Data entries
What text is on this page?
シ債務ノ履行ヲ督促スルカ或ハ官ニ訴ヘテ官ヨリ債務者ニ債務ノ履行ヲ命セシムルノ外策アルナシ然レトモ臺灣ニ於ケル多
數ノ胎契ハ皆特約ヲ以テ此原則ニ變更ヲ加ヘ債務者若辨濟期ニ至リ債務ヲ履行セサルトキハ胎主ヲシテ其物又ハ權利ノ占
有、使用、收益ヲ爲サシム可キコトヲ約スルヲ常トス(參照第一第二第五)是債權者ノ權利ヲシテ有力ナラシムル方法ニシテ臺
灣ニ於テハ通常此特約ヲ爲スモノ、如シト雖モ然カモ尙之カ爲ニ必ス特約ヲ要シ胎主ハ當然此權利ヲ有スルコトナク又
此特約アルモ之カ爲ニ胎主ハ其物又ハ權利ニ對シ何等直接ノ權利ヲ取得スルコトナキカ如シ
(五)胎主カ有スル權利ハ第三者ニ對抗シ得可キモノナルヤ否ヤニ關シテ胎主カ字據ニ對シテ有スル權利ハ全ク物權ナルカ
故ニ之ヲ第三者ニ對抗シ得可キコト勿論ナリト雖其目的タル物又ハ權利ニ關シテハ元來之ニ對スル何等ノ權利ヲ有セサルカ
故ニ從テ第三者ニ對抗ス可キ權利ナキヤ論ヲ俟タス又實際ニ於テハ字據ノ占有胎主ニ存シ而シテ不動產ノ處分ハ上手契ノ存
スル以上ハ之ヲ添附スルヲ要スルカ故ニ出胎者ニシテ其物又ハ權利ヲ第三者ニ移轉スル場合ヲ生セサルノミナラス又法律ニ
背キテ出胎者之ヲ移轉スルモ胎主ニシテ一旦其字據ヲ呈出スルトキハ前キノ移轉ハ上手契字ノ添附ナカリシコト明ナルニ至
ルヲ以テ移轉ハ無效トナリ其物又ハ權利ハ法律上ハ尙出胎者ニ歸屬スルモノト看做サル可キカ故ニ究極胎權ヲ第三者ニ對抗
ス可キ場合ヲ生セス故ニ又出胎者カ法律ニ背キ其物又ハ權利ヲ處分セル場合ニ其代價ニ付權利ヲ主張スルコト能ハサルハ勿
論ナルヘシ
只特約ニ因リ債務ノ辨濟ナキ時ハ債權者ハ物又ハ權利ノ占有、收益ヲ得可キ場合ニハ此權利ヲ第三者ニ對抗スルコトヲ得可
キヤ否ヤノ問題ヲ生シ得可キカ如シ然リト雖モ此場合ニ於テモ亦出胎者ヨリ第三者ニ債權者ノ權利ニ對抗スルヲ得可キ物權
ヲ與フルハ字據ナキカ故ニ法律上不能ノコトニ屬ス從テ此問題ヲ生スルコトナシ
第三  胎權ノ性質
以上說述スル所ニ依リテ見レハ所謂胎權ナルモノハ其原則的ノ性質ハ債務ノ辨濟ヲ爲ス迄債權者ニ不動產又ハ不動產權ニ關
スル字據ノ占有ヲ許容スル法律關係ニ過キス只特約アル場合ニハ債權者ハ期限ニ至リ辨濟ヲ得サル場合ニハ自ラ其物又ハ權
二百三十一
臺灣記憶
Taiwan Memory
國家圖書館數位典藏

> _Challenge_
Copy the material above, line for line.

> _Exercise answer_
What text is on this page?
シ債務ノ履行ヲ督促スルカ或ハ官ニ訴ヘテ官ヨリ債務者ニ債務ノ履行ヲ命セシムルノ外策アルナシ然レトモ臺灣ニ於ケル多
數ノ胎契ハ皆特約ヲ以テ此原則ニ變更ヲ加ヘ債務者若辨濟期ニ至リ債務ヲ履行セサルトキハ胎主ヲシテ其物又ハ權利ノ占
有、使用、收益ヲ爲サシム可キコトヲ約スルヲ常トス(參照第一第二第五)是債權者ノ權利ヲシテ有力ナラシムル方法ニシテ臺
灣ニ於テハ通常此特約ヲ爲スモノ、如シト雖モ然カモ尙之カ爲ニ必ス特約ヲ要シ胎主ハ當然此權利ヲ有スルコトナク又
此特約アルモ之カ爲ニ胎主ハ其物又ハ權利ニ對シ何等直接ノ權利ヲ取得スルコトナキカ如シ
(五)胎主カ有スル權利ハ第三者ニ對抗シ得可キモノナルヤ否ヤニ關シテ胎主カ字據ニ對シテ有スル權利ハ全ク物權ナルカ
故ニ之ヲ第三者ニ對抗シ得可キコト勿論ナリト雖其目的タル物又ハ權利ニ關シテハ元來之ニ對スル何等ノ權利ヲ有セサルカ
故ニ從テ第三者ニ對抗ス可キ權利ナキヤ論ヲ俟タス又實際ニ於テハ字據ノ占有胎主ニ存シ而シテ不動產ノ處分ハ上手契ノ存
スル以上ハ之ヲ添附スルヲ要スルカ故ニ出胎者ニシテ其物又ハ權利ヲ第三者ニ移轉スル場合ヲ生セサルノミナラス又法律ニ
背キテ出胎者之ヲ移轉スルモ胎主ニシテ一旦其字據ヲ呈出スルトキハ前キノ移轉ハ上手契字ノ添附ナカリシコト明ナルニ至
ルヲ以テ移轉ハ無效トナリ其物又ハ權利ハ法律上ハ尙出胎者ニ歸屬スルモノト看做サル可キカ故ニ究極胎權ヲ第三者ニ對抗
ス可キ場合ヲ生セス故ニ又出胎者カ法律ニ背キ其物又ハ權利ヲ處分セル場合ニ其代價ニ付權利ヲ主張スルコト能ハサルハ勿
論ナルヘシ
只特約ニ因リ債務ノ辨濟ナキ時ハ債權者ハ物又ハ權利ノ占有、收益ヲ得可キ場合ニハ此權利ヲ第三者ニ對抗スルコトヲ得可
キヤ否ヤノ問題ヲ生シ得可キカ如シ然リト雖モ此場合ニ於テモ亦出胎者ヨリ第三者ニ債權者ノ權利ニ對抗スルヲ得可キ物權
ヲ與フルハ字據ナキカ故ニ法律上不能ノコトニ屬ス從テ此問題ヲ生スルコトナシ
第三  胎權ノ性質
以上說述スル所ニ依リテ見レハ所謂胎權ナルモノハ其原則的ノ性質ハ債務ノ辨濟ヲ爲ス迄債權者ニ不動產又ハ不動產權ニ關
スル字據ノ占有ヲ許容スル法律關係ニ過キス只特約アル場合ニハ債權者ハ期限ニ至リ辨濟ヲ得サル場合ニハ自ラ其物又ハ權
二百三十一
臺灣記憶
Taiwan Memory
國家圖書館數位典藏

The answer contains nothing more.